DIRECTION
Single out the lines that include the word "оплату". Copy them.

#### DATA

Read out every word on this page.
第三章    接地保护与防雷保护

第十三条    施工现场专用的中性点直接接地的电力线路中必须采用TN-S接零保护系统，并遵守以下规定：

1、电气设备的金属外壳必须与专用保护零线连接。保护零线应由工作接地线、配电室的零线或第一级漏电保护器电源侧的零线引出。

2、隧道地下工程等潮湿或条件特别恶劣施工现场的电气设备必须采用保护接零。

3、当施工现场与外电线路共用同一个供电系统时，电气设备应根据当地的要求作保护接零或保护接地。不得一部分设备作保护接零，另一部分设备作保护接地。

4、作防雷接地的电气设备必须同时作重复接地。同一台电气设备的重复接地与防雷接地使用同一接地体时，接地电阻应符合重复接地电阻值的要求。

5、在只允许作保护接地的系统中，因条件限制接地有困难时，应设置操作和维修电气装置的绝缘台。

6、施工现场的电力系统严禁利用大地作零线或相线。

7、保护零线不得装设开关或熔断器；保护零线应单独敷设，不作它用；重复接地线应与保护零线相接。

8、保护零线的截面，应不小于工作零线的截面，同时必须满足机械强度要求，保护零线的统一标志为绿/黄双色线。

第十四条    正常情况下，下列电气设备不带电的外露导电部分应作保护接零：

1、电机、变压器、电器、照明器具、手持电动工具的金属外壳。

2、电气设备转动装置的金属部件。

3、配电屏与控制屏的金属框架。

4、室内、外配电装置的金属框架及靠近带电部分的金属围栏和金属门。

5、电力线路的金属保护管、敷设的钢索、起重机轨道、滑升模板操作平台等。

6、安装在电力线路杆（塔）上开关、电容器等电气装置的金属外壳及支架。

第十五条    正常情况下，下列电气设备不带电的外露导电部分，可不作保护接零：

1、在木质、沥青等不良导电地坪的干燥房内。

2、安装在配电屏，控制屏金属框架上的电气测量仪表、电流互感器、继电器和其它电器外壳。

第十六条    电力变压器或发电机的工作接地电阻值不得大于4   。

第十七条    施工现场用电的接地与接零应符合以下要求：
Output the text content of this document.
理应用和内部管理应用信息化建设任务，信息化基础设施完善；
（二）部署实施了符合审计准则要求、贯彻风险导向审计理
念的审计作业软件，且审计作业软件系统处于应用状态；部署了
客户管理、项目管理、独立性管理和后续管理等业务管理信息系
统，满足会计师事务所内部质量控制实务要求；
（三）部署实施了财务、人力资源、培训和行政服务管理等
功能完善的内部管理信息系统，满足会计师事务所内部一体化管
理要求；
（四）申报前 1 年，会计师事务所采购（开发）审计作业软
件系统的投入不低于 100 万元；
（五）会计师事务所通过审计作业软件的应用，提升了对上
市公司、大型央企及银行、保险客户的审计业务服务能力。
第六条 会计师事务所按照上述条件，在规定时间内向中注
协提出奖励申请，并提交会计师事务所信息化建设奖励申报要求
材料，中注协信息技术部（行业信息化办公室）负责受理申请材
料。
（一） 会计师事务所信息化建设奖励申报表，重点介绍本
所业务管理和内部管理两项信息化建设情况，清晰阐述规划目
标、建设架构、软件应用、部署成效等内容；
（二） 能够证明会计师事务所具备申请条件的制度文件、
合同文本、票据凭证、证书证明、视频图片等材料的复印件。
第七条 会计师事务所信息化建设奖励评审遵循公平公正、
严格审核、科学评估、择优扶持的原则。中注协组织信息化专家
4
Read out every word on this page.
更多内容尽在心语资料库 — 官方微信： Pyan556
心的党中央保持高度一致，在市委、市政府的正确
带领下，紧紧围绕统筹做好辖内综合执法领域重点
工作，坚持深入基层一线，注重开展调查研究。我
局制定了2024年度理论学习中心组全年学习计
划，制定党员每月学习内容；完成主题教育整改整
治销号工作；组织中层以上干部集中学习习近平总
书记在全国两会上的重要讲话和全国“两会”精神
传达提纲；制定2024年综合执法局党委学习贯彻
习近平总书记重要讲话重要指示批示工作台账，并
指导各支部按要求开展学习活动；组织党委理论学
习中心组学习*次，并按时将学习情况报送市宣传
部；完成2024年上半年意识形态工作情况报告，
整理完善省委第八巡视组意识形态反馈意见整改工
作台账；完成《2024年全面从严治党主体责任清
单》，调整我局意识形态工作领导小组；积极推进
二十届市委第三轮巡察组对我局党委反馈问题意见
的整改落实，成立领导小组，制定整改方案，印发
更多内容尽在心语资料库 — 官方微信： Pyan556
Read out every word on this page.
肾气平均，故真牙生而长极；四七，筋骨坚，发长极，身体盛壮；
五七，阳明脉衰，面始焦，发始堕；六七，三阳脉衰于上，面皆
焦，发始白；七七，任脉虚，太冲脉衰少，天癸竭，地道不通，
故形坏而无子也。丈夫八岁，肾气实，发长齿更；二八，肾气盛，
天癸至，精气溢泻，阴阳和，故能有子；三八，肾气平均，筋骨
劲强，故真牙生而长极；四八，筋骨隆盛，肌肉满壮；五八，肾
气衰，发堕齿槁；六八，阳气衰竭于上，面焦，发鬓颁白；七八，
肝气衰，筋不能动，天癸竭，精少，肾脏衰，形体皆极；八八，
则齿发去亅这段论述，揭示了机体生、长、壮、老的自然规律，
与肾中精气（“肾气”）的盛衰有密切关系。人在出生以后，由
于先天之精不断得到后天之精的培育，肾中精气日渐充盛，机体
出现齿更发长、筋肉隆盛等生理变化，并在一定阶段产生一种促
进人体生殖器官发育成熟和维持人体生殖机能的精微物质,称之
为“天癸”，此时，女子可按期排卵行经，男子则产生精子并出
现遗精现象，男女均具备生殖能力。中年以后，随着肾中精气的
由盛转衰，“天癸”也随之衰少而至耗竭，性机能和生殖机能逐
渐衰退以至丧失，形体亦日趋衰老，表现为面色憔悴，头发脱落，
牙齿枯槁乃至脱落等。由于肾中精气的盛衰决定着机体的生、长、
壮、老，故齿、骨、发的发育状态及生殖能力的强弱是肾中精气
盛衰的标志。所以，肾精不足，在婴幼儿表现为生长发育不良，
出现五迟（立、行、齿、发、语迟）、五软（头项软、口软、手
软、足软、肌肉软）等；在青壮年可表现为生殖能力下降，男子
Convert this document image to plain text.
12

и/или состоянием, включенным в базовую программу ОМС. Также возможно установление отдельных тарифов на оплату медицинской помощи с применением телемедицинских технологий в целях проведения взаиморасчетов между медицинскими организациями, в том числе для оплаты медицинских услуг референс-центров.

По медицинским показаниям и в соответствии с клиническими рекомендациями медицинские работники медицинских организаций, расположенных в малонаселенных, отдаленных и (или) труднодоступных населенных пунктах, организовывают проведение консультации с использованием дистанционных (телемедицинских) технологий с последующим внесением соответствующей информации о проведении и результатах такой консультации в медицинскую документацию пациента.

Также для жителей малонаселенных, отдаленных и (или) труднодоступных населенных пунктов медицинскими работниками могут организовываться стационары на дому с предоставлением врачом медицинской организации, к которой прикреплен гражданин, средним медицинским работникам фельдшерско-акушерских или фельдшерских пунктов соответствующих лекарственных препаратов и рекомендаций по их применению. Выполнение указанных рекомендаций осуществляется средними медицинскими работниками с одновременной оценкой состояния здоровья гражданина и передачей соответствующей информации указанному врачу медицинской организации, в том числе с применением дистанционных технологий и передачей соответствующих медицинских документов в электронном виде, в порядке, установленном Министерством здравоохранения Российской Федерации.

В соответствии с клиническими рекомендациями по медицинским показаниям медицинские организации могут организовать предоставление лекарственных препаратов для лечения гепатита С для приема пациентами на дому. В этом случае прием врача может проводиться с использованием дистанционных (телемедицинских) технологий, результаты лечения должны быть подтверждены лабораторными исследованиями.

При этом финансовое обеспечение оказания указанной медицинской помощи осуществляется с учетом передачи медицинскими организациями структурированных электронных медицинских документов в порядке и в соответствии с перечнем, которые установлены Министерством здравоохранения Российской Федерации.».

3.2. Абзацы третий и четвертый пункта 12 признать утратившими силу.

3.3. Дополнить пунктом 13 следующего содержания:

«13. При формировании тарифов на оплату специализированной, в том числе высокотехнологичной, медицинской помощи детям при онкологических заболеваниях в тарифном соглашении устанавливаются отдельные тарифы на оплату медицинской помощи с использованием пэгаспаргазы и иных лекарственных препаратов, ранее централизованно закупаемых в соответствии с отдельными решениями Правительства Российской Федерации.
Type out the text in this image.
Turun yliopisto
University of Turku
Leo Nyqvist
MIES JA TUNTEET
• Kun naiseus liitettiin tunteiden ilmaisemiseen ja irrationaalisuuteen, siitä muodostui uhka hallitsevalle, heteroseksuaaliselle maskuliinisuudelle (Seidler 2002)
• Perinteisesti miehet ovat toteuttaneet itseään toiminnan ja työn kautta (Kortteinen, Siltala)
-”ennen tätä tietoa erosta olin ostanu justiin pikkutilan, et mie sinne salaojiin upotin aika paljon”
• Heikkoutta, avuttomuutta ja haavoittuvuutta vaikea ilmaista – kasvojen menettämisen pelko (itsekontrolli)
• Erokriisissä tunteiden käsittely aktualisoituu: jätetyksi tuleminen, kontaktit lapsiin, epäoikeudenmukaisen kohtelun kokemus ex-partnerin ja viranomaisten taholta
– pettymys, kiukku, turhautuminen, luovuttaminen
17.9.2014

########

COMPLETE OUTPUT
и/или состоянием, включенным в базовую программу ОМС. Также возможно установление отдельных тарифов на оплату медицинской помощи с применением телемедицинских технологий в целях проведения взаиморасчетов между медицинскими организациями, в том числе для оплаты медицинских услуг референс-центров.
«13. При формировании тарифов на оплату специализированной, в том числе высокотехнологичной, медицинской помощи детям при онкологических заболеваниях в тарифном соглашении устанавливаются отдельные тарифы на оплату медицинской помощи с использованием пэгаспаргазы и иных лекарственных препаратов, ранее централизованно закупаемых в соответствии с отдельными решениями Правительства Российской Федерации.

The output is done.